# Do this
Copy each line exactly. Leave nothing out.

(Collected data entries)
--- begin ---

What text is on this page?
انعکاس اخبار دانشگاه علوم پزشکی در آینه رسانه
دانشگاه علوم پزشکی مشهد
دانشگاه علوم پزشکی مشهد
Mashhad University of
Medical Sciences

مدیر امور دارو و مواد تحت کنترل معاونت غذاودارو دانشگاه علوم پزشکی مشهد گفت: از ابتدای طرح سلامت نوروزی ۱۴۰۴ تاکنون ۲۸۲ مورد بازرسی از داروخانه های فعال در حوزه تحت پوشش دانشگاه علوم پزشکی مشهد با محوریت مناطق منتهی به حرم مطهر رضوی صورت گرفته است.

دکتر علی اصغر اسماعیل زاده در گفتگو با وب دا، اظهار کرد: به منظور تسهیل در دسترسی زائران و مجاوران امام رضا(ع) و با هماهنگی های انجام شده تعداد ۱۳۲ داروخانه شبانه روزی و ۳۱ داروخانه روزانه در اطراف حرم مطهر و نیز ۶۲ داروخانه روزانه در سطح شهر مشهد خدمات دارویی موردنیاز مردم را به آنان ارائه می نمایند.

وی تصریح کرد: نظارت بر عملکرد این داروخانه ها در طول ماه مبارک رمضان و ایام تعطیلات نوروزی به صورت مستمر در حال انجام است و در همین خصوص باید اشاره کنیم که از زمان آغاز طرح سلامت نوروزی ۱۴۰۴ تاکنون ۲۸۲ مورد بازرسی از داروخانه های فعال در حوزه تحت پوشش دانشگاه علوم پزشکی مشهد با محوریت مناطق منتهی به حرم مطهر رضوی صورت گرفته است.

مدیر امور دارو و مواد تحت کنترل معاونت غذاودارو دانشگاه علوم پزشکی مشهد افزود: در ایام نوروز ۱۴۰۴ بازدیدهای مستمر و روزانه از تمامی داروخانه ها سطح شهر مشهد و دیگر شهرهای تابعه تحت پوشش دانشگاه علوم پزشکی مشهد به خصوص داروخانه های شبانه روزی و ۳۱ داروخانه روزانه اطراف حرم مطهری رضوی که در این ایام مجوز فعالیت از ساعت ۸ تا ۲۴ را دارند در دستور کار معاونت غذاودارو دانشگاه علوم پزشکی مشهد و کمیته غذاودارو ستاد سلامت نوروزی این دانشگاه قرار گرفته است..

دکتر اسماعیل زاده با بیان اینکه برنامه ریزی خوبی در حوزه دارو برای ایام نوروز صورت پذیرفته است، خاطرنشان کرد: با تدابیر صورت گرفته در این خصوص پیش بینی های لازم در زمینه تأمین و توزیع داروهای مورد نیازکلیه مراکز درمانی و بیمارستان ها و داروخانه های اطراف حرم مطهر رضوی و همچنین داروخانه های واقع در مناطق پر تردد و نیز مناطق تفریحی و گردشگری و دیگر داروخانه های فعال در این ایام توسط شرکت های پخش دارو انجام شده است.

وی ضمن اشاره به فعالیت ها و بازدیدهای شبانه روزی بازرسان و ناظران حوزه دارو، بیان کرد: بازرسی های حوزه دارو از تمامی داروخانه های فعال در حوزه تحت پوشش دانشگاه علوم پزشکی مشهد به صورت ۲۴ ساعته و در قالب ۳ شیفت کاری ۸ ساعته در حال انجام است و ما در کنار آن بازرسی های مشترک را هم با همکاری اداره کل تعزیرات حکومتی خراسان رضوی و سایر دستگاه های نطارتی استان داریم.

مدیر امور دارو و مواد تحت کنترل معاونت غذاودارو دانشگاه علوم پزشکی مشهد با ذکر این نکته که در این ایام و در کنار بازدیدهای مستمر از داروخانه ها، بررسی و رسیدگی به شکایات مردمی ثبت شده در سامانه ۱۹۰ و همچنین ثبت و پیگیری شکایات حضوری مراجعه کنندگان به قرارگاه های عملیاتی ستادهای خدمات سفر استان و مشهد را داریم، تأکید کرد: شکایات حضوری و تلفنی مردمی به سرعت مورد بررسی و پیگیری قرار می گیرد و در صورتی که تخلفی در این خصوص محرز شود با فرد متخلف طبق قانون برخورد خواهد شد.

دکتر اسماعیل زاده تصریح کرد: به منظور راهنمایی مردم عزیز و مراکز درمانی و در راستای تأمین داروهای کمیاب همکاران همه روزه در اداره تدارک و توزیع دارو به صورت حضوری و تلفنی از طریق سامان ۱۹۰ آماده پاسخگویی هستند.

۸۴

--- end ---

# Exercise response
What text is on this page?
انعکاس اخبار دانشگاه علوم پزشکی در آینه رسانه
دانشگاه علوم پزشکی مشهد
دانشگاه علوم پزشکی مشهد
Mashhad University of
Medical Sciences

مدیر امور دارو و مواد تحت کنترل معاونت غذاودارو دانشگاه علوم پزشکی مشهد گفت: از ابتدای طرح سلامت نوروزی ۱۴۰۴ تاکنون ۲۸۲ مورد بازرسی از داروخانه های فعال در حوزه تحت پوشش دانشگاه علوم پزشکی مشهد با محوریت مناطق منتهی به حرم مطهر رضوی صورت گرفته است.

دکتر علی اصغر اسماعیل زاده در گفتگو با وب دا، اظهار کرد: به منظور تسهیل در دسترسی زائران و مجاوران امام رضا(ع) و با هماهنگی های انجام شده تعداد ۱۳۲ داروخانه شبانه روزی و ۳۱ داروخانه روزانه در اطراف حرم مطهر و نیز ۶۲ داروخانه روزانه در سطح شهر مشهد خدمات دارویی موردنیاز مردم را به آنان ارائه می نمایند.

وی تصریح کرد: نظارت بر عملکرد این داروخانه ها در طول ماه مبارک رمضان و ایام تعطیلات نوروزی به صورت مستمر در حال انجام است و در همین خصوص باید اشاره کنیم که از زمان آغاز طرح سلامت نوروزی ۱۴۰۴ تاکنون ۲۸۲ مورد بازرسی از داروخانه های فعال در حوزه تحت پوشش دانشگاه علوم پزشکی مشهد با محوریت مناطق منتهی به حرم مطهر رضوی صورت گرفته است.

مدیر امور دارو و مواد تحت کنترل معاونت غذاودارو دانشگاه علوم پزشکی مشهد افزود: در ایام نوروز ۱۴۰۴ بازدیدهای مستمر و روزانه از تمامی داروخانه ها سطح شهر مشهد و دیگر شهرهای تابعه تحت پوشش دانشگاه علوم پزشکی مشهد به خصوص داروخانه های شبانه روزی و ۳۱ داروخانه روزانه اطراف حرم مطهری رضوی که در این ایام مجوز فعالیت از ساعت ۸ تا ۲۴ را دارند در دستور کار معاونت غذاودارو دانشگاه علوم پزشکی مشهد و کمیته غذاودارو ستاد سلامت نوروزی این دانشگاه قرار گرفته است..

دکتر اسماعیل زاده با بیان اینکه برنامه ریزی خوبی در حوزه دارو برای ایام نوروز صورت پذیرفته است، خاطرنشان کرد: با تدابیر صورت گرفته در این خصوص پیش بینی های لازم در زمینه تأمین و توزیع داروهای مورد نیازکلیه مراکز درمانی و بیمارستان ها و داروخانه های اطراف حرم مطهر رضوی و همچنین داروخانه های واقع در مناطق پر تردد و نیز مناطق تفریحی و گردشگری و دیگر داروخانه های فعال در این ایام توسط شرکت های پخش دارو انجام شده است.

وی ضمن اشاره به فعالیت ها و بازدیدهای شبانه روزی بازرسان و ناظران حوزه دارو، بیان کرد: بازرسی های حوزه دارو از تمامی داروخانه های فعال در حوزه تحت پوشش دانشگاه علوم پزشکی مشهد به صورت ۲۴ ساعته و در قالب ۳ شیفت کاری ۸ ساعته در حال انجام است و ما در کنار آن بازرسی های مشترک را هم با همکاری اداره کل تعزیرات حکومتی خراسان رضوی و سایر دستگاه های نطارتی استان داریم.

مدیر امور دارو و مواد تحت کنترل معاونت غذاودارو دانشگاه علوم پزشکی مشهد با ذکر این نکته که در این ایام و در کنار بازدیدهای مستمر از داروخانه ها، بررسی و رسیدگی به شکایات مردمی ثبت شده در سامانه ۱۹۰ و همچنین ثبت و پیگیری شکایات حضوری مراجعه کنندگان به قرارگاه های عملیاتی ستادهای خدمات سفر استان و مشهد را داریم، تأکید کرد: شکایات حضوری و تلفنی مردمی به سرعت مورد بررسی و پیگیری قرار می گیرد و در صورتی که تخلفی در این خصوص محرز شود با فرد متخلف طبق قانون برخورد خواهد شد.

دکتر اسماعیل زاده تصریح کرد: به منظور راهنمایی مردم عزیز و مراکز درمانی و در راستای تأمین داروهای کمیاب همکاران همه روزه در اداره تدارک و توزیع دارو به صورت حضوری و تلفنی از طریق سامان ۱۹۰ آماده پاسخگویی هستند.

۸۴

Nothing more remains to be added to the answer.